* **WRITTEN PROBLEM**
Copy down every line where the string "Punto" shows up.

--- begin PROVIDED MATERIAL ---

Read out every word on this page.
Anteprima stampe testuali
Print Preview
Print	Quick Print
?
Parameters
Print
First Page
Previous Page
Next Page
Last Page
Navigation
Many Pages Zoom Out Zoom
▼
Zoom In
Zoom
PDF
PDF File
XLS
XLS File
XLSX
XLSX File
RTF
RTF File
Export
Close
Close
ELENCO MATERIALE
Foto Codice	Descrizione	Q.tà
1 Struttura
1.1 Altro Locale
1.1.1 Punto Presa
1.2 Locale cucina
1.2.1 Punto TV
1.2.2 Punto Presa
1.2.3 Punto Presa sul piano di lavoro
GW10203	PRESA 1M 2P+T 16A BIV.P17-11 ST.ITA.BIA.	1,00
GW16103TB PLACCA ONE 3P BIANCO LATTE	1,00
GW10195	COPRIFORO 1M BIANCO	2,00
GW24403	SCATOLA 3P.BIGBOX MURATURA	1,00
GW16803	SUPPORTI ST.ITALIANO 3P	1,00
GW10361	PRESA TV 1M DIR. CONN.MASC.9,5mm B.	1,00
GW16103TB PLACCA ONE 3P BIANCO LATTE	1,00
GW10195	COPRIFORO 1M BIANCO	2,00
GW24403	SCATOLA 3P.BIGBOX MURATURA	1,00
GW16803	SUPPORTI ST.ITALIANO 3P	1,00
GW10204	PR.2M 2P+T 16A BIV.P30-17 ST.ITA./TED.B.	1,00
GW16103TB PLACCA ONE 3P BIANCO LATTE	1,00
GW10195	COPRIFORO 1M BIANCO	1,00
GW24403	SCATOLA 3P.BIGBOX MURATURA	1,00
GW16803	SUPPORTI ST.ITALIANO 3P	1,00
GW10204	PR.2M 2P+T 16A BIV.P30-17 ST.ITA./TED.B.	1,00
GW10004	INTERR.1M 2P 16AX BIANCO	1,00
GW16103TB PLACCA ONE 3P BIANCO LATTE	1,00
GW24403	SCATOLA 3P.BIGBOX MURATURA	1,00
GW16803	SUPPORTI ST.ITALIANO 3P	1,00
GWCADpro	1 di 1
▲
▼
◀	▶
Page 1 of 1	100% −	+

--- end PROVIDED MATERIAL ---

* **CORRECT OUTPUT**
1.1.1 Punto Presa
1.2.1 Punto TV
1.2.2 Punto Presa
1.2.3 Punto Presa sul piano di lavoro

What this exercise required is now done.